>> START Material for the task

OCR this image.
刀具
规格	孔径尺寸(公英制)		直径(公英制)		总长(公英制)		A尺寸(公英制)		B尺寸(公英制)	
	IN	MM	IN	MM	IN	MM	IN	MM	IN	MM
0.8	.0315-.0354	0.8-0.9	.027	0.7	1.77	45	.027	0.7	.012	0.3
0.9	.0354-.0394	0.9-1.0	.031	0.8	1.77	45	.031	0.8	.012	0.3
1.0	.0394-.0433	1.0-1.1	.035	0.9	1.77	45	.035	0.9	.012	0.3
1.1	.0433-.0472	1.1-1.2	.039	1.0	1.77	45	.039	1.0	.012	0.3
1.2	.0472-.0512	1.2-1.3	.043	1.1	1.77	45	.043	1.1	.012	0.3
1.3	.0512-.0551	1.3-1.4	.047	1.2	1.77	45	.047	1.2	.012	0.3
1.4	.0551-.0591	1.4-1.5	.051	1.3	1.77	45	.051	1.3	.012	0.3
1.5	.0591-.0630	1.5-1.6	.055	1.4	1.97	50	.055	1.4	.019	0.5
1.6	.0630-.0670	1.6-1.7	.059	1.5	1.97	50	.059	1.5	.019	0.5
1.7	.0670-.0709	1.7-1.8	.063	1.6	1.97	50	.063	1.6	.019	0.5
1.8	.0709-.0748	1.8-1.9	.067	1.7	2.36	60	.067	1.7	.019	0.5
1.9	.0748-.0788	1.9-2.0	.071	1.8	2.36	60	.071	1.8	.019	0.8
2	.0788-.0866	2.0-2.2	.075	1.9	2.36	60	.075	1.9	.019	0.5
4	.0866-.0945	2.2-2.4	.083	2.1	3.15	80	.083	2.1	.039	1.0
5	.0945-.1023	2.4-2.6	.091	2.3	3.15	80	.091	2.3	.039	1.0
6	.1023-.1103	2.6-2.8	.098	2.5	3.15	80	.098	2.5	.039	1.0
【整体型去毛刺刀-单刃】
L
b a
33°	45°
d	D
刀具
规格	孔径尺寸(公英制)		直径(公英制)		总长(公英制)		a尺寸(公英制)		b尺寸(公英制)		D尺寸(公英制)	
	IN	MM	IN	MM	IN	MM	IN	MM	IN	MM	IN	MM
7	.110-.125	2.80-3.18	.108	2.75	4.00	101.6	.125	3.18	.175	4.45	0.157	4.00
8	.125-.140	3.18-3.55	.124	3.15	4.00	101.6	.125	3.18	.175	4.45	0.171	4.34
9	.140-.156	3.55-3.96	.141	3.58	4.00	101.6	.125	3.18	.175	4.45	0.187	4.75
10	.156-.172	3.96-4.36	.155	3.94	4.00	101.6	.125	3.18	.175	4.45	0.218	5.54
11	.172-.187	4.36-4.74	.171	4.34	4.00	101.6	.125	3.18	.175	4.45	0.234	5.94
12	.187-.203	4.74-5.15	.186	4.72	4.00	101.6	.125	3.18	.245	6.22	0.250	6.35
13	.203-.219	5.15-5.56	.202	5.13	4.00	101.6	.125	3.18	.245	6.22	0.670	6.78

>> END Material for the task

> Task to carry out: Would you write down every record again, exactly?

> Response to the task:
OCR this image.
刀具
规格	孔径尺寸(公英制)		直径(公英制)		总长(公英制)		A尺寸(公英制)		B尺寸(公英制)	
	IN	MM	IN	MM	IN	MM	IN	MM	IN	MM
0.8	.0315-.0354	0.8-0.9	.027	0.7	1.77	45	.027	0.7	.012	0.3
0.9	.0354-.0394	0.9-1.0	.031	0.8	1.77	45	.031	0.8	.012	0.3
1.0	.0394-.0433	1.0-1.1	.035	0.9	1.77	45	.035	0.9	.012	0.3
1.1	.0433-.0472	1.1-1.2	.039	1.0	1.77	45	.039	1.0	.012	0.3
1.2	.0472-.0512	1.2-1.3	.043	1.1	1.77	45	.043	1.1	.012	0.3
1.3	.0512-.0551	1.3-1.4	.047	1.2	1.77	45	.047	1.2	.012	0.3
1.4	.0551-.0591	1.4-1.5	.051	1.3	1.77	45	.051	1.3	.012	0.3
1.5	.0591-.0630	1.5-1.6	.055	1.4	1.97	50	.055	1.4	.019	0.5
1.6	.0630-.0670	1.6-1.7	.059	1.5	1.97	50	.059	1.5	.019	0.5
1.7	.0670-.0709	1.7-1.8	.063	1.6	1.97	50	.063	1.6	.019	0.5
1.8	.0709-.0748	1.8-1.9	.067	1.7	2.36	60	.067	1.7	.019	0.5
1.9	.0748-.0788	1.9-2.0	.071	1.8	2.36	60	.071	1.8	.019	0.8
2	.0788-.0866	2.0-2.2	.075	1.9	2.36	60	.075	1.9	.019	0.5
4	.0866-.0945	2.2-2.4	.083	2.1	3.15	80	.083	2.1	.039	1.0
5	.0945-.1023	2.4-2.6	.091	2.3	3.15	80	.091	2.3	.039	1.0
6	.1023-.1103	2.6-2.8	.098	2.5	3.15	80	.098	2.5	.039	1.0
【整体型去毛刺刀-单刃】
L
b a
33°	45°
d	D
刀具
规格	孔径尺寸(公英制)		直径(公英制)		总长(公英制)		a尺寸(公英制)		b尺寸(公英制)		D尺寸(公英制)	
	IN	MM	IN	MM	IN	MM	IN	MM	IN	MM	IN	MM
7	.110-.125	2.80-3.18	.108	2.75	4.00	101.6	.125	3.18	.175	4.45	0.157	4.00
8	.125-.140	3.18-3.55	.124	3.15	4.00	101.6	.125	3.18	.175	4.45	0.171	4.34
9	.140-.156	3.55-3.96	.141	3.58	4.00	101.6	.125	3.18	.175	4.45	0.187	4.75
10	.156-.172	3.96-4.36	.155	3.94	4.00	101.6	.125	3.18	.175	4.45	0.218	5.54
11	.172-.187	4.36-4.74	.171	4.34	4.00	101.6	.125	3.18	.175	4.45	0.234	5.94
12	.187-.203	4.74-5.15	.186	4.72	4.00	101.6	.125	3.18	.245	6.22	0.250	6.35
13	.203-.219	5.15-5.56	.202	5.13	4.00	101.6	.125	3.18	.245	6.22	0.670	6.78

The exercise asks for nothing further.